— begin Material for this exercise —
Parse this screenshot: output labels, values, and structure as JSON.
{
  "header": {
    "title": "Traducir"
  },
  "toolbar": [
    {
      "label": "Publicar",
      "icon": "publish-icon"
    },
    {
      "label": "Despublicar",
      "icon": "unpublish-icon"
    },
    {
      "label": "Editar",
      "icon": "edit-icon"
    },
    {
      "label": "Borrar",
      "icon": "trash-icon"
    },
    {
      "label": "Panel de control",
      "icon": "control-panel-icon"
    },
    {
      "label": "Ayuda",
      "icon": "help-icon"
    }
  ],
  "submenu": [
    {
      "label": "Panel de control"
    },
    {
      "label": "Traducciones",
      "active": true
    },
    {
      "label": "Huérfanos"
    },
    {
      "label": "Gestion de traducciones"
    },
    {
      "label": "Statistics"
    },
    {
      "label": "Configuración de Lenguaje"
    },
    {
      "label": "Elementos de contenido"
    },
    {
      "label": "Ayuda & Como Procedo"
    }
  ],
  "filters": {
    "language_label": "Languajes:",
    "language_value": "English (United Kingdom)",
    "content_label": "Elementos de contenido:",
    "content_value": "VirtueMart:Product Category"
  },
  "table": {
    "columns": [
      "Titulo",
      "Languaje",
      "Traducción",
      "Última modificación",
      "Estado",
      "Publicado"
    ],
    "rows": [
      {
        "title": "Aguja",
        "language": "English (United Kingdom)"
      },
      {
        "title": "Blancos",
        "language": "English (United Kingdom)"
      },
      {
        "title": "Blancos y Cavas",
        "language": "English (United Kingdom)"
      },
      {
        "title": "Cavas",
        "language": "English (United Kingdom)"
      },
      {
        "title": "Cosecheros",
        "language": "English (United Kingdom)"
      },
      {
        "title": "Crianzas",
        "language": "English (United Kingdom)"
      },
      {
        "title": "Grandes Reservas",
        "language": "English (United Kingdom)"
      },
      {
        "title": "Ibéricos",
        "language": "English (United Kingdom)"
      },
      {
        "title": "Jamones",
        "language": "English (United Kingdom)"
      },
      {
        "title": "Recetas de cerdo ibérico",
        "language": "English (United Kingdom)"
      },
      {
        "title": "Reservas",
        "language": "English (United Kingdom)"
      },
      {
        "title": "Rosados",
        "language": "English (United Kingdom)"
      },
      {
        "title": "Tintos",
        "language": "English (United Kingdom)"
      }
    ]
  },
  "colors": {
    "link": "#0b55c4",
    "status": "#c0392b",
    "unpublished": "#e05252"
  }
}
— end Material for this exercise —
▸ **Written instruction**: Every entry needs to be retyped exactly.

▸ **Complete output**:
Parse this screenshot: output labels, values, and structure as JSON.
{
  "header": {
    "title": "Traducir"
  },
  "toolbar": [
    {
      "label": "Publicar",
      "icon": "publish-icon"
    },
    {
      "label": "Despublicar",
      "icon": "unpublish-icon"
    },
    {
      "label": "Editar",
      "icon": "edit-icon"
    },
    {
      "label": "Borrar",
      "icon": "trash-icon"
    },
    {
      "label": "Panel de control",
      "icon": "control-panel-icon"
    },
    {
      "label": "Ayuda",
      "icon": "help-icon"
    }
  ],
  "submenu": [
    {
      "label": "Panel de control"
    },
    {
      "label": "Traducciones",
      "active": true
    },
    {
      "label": "Huérfanos"
    },
    {
      "label": "Gestion de traducciones"
    },
    {
      "label": "Statistics"
    },
    {
      "label": "Configuración de Lenguaje"
    },
    {
      "label": "Elementos de contenido"
    },
    {
      "label": "Ayuda & Como Procedo"
    }
  ],
  "filters": {
    "language_label": "Languajes:",
    "language_value": "English (United Kingdom)",
    "content_label": "Elementos de contenido:",
    "content_value": "VirtueMart:Product Category"
  },
  "table": {
    "columns": [
      "Titulo",
      "Languaje",
      "Traducción",
      "Última modificación",
      "Estado",
      "Publicado"
    ],
    "rows": [
      {
        "title": "Aguja",
        "language": "English (United Kingdom)"
      },
      {
        "title": "Blancos",
        "language": "English (United Kingdom)"
      },
      {
        "title": "Blancos y Cavas",
        "language": "English (United Kingdom)"
      },
      {
        "title": "Cavas",
        "language": "English (United Kingdom)"
      },
      {
        "title": "Cosecheros",
        "language": "English (United Kingdom)"
      },
      {
        "title": "Crianzas",
        "language": "English (United Kingdom)"
      },
      {
        "title": "Grandes Reservas",
        "language": "English (United Kingdom)"
      },
      {
        "title": "Ibéricos",
        "language": "English (United Kingdom)"
      },
      {
        "title": "Jamones",
        "language": "English (United Kingdom)"
      },
      {
        "title": "Recetas de cerdo ibérico",
        "language": "English (United Kingdom)"
      },
      {
        "title": "Reservas",
        "language": "English (United Kingdom)"
      },
      {
        "title": "Rosados",
        "language": "English (United Kingdom)"
      },
      {
        "title": "Tintos",
        "language": "English (United Kingdom)"
      }
    ]
  },
  "colors": {
    "link": "#0b55c4",
    "status": "#c0392b",
    "unpublished": "#e05252"
  }
}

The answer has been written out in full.